== REQUIRED WORK ==
Write out again only the lines running from the one that contains "Type out the text in this image." to the end of the records below, including both the first and the last.

— Begin —

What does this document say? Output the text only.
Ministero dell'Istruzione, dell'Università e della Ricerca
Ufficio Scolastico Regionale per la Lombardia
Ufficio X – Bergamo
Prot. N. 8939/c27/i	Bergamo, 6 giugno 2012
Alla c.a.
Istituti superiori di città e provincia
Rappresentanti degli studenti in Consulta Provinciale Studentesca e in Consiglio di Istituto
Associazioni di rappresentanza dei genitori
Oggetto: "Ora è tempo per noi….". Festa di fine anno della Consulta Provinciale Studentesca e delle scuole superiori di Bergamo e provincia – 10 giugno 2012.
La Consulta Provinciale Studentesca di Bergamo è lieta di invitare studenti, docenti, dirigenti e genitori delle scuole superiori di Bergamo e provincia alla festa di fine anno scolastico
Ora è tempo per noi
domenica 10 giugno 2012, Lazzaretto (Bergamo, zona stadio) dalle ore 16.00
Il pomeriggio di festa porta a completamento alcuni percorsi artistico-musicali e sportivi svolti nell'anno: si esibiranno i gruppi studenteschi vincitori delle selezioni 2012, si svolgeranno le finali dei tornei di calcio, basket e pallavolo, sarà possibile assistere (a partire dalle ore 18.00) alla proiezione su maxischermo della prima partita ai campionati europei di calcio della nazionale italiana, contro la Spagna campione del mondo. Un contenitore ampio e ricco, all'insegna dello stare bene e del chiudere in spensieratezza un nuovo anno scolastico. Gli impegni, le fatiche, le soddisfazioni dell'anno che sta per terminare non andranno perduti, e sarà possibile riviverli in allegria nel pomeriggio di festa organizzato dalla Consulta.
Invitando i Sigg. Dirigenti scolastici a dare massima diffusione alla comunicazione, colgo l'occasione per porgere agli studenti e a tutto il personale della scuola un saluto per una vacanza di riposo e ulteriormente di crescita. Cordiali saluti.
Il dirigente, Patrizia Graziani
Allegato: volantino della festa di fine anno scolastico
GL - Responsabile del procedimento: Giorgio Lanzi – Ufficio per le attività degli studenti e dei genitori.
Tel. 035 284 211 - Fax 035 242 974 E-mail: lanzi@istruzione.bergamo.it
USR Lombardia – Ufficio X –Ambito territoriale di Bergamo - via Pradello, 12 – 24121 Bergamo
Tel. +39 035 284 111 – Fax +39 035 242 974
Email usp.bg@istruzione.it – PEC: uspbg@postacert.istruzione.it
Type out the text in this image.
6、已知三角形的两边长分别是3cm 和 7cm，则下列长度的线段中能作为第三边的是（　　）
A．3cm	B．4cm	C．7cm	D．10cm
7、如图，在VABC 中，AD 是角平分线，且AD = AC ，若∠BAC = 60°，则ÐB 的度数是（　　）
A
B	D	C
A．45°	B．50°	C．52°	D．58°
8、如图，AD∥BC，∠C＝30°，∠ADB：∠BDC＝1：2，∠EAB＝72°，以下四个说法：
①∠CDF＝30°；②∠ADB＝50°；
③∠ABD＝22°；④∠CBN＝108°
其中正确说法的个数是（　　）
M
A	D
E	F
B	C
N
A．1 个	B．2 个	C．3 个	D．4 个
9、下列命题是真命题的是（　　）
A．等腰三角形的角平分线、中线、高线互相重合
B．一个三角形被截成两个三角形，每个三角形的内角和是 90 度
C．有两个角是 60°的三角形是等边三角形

— End —

== CORRECT RESULT ==
Type out the text in this image.
6、已知三角形的两边长分别是3cm 和 7cm，则下列长度的线段中能作为第三边的是（　　）
A．3cm	B．4cm	C．7cm	D．10cm
7、如图，在VABC 中，AD 是角平分线，且AD = AC ，若∠BAC = 60°，则ÐB 的度数是（　　）
A
B	D	C
A．45°	B．50°	C．52°	D．58°
8、如图，AD∥BC，∠C＝30°，∠ADB：∠BDC＝1：2，∠EAB＝72°，以下四个说法：
①∠CDF＝30°；②∠ADB＝50°；
③∠ABD＝22°；④∠CBN＝108°
其中正确说法的个数是（　　）
M
A	D
E	F
B	C
N
A．1 个	B．2 个	C．3 个	D．4 个
9、下列命题是真命题的是（　　）
A．等腰三角形的角平分线、中线、高线互相重合
B．一个三角形被截成两个三角形，每个三角形的内角和是 90 度
C．有两个角是 60°的三角形是等边三角形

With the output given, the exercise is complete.